_Goal_
Report back each line of the records that contains the string "this".

* start Record excerpts *

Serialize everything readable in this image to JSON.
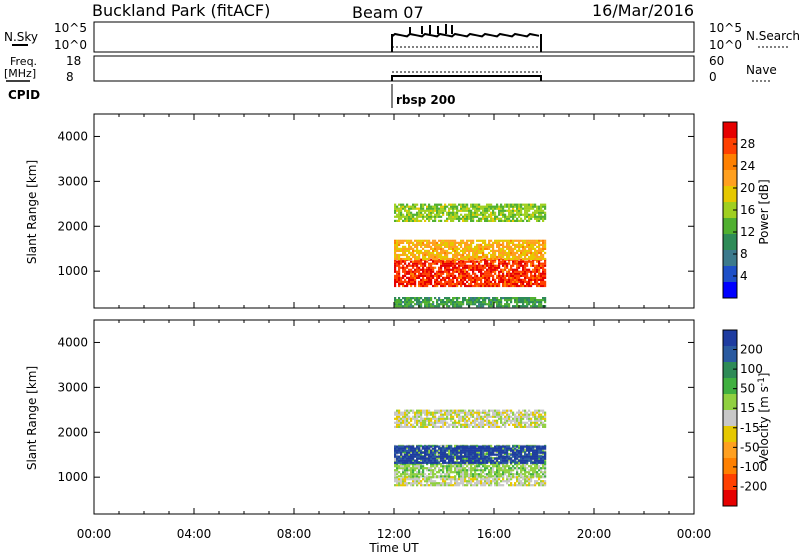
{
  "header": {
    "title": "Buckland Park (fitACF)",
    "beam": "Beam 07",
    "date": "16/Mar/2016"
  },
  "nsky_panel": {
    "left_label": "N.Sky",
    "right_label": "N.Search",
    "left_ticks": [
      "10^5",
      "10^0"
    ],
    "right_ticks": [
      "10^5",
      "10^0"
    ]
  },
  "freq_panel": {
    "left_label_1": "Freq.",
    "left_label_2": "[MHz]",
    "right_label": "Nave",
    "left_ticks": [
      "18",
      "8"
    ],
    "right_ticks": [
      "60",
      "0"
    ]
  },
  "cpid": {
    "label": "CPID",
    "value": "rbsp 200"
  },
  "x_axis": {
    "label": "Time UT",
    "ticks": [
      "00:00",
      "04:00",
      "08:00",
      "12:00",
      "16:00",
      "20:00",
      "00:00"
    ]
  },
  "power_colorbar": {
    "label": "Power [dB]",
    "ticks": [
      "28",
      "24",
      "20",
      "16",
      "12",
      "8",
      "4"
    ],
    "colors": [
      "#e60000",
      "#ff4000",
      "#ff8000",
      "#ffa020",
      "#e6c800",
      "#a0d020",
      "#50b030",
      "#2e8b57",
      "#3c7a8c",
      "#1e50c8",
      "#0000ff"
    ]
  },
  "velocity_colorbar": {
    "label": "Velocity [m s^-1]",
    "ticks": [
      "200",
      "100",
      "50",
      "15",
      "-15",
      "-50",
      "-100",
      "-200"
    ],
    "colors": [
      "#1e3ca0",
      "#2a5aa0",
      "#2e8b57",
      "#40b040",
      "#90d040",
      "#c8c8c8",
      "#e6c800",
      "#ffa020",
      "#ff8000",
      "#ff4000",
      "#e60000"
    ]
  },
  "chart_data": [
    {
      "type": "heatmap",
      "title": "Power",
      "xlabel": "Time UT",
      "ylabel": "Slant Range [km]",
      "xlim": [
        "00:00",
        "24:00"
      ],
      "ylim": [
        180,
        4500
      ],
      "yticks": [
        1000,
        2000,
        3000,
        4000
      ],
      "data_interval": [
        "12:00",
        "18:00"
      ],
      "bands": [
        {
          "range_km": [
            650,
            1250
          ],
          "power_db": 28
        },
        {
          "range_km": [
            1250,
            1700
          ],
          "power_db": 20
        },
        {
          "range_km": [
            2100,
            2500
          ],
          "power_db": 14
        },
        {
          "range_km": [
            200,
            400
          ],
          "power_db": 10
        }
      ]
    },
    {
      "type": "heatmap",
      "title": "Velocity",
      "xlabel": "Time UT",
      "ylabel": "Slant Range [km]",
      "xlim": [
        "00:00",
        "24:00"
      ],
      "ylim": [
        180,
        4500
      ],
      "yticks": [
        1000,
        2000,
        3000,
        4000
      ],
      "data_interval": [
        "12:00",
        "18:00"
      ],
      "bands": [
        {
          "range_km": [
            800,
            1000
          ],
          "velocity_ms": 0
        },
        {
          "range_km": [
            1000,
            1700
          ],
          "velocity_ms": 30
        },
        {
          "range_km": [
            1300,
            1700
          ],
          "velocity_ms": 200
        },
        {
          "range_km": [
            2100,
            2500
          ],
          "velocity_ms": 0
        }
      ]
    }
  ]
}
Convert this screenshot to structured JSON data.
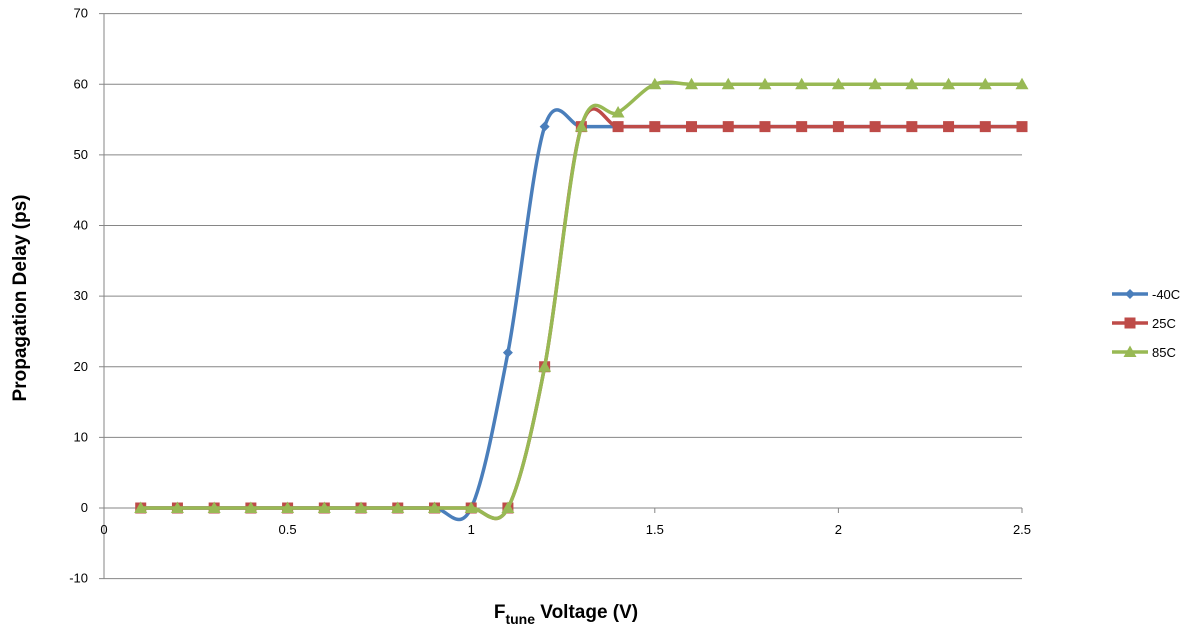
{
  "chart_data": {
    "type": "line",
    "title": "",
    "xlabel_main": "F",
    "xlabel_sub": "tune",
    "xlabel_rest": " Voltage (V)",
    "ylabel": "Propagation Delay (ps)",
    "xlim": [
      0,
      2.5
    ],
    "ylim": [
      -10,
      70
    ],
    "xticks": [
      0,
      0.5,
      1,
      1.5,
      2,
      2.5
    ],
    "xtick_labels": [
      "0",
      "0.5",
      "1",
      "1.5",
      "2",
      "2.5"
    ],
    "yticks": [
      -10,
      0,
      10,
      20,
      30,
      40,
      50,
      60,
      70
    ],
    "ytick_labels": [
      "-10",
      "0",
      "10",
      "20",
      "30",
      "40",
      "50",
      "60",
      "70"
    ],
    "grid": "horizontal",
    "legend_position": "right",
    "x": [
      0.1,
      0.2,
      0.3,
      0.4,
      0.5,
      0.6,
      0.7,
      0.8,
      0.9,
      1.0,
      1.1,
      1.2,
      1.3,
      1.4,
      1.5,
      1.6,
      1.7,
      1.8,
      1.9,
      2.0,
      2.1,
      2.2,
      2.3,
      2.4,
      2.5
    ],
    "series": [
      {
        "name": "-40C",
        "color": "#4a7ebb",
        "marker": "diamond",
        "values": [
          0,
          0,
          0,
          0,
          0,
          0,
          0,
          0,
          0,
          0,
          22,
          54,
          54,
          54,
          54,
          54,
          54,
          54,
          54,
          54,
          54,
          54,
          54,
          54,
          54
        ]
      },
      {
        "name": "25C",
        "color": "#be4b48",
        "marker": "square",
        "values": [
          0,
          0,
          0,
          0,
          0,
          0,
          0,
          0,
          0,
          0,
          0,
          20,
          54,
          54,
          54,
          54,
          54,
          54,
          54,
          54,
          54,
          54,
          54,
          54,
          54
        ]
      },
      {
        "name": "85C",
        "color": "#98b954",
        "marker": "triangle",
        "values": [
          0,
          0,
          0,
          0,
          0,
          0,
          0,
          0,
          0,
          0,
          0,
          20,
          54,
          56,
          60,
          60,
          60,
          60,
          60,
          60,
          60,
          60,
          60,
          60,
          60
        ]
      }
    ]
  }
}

* end Record excerpts *

_Output of the task_
Serialize everything readable in this image to JSON.
Convert this screenshot to structured JSON data.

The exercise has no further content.